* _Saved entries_
[Start]

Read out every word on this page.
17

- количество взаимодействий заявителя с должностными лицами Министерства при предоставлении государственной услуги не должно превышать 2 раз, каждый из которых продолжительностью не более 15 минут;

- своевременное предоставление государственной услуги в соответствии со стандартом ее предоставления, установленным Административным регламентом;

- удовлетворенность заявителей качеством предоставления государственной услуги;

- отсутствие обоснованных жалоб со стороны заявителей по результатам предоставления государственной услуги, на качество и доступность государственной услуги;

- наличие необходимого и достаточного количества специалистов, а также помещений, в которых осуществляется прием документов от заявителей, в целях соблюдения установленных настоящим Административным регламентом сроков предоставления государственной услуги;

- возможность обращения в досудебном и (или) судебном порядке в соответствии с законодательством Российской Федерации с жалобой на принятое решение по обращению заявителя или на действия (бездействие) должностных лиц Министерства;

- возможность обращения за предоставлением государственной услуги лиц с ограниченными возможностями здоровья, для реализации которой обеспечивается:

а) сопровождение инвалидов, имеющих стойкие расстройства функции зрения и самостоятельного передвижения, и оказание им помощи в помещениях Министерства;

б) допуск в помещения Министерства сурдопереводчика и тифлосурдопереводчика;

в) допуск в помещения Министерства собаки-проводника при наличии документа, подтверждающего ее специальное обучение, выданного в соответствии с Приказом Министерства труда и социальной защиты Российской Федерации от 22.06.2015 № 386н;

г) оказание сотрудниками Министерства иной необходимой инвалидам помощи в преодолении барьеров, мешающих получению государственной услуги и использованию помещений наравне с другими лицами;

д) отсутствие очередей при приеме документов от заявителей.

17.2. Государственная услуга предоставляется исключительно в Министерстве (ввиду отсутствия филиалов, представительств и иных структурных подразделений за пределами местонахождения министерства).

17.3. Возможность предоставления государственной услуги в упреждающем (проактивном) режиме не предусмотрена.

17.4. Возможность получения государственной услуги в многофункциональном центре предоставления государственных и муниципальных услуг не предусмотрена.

[End]

Give a word-for-word copy of the records.

Read out every word on this page.
17

- количество взаимодействий заявителя с должностными лицами Министерства при предоставлении государственной услуги не должно превышать 2 раз, каждый из которых продолжительностью не более 15 минут;

- своевременное предоставление государственной услуги в соответствии со стандартом ее предоставления, установленным Административным регламентом;

- удовлетворенность заявителей качеством предоставления государственной услуги;

- отсутствие обоснованных жалоб со стороны заявителей по результатам предоставления государственной услуги, на качество и доступность государственной услуги;

- наличие необходимого и достаточного количества специалистов, а также помещений, в которых осуществляется прием документов от заявителей, в целях соблюдения установленных настоящим Административным регламентом сроков предоставления государственной услуги;

- возможность обращения в досудебном и (или) судебном порядке в соответствии с законодательством Российской Федерации с жалобой на принятое решение по обращению заявителя или на действия (бездействие) должностных лиц Министерства;

- возможность обращения за предоставлением государственной услуги лиц с ограниченными возможностями здоровья, для реализации которой обеспечивается:

а) сопровождение инвалидов, имеющих стойкие расстройства функции зрения и самостоятельного передвижения, и оказание им помощи в помещениях Министерства;

б) допуск в помещения Министерства сурдопереводчика и тифлосурдопереводчика;

в) допуск в помещения Министерства собаки-проводника при наличии документа, подтверждающего ее специальное обучение, выданного в соответствии с Приказом Министерства труда и социальной защиты Российской Федерации от 22.06.2015 № 386н;

г) оказание сотрудниками Министерства иной необходимой инвалидам помощи в преодолении барьеров, мешающих получению государственной услуги и использованию помещений наравне с другими лицами;

д) отсутствие очередей при приеме документов от заявителей.

17.2. Государственная услуга предоставляется исключительно в Министерстве (ввиду отсутствия филиалов, представительств и иных структурных подразделений за пределами местонахождения министерства).

17.3. Возможность предоставления государственной услуги в упреждающем (проактивном) режиме не предусмотрена.

17.4. Возможность получения государственной услуги в многофункциональном центре предоставления государственных и муниципальных услуг не предусмотрена.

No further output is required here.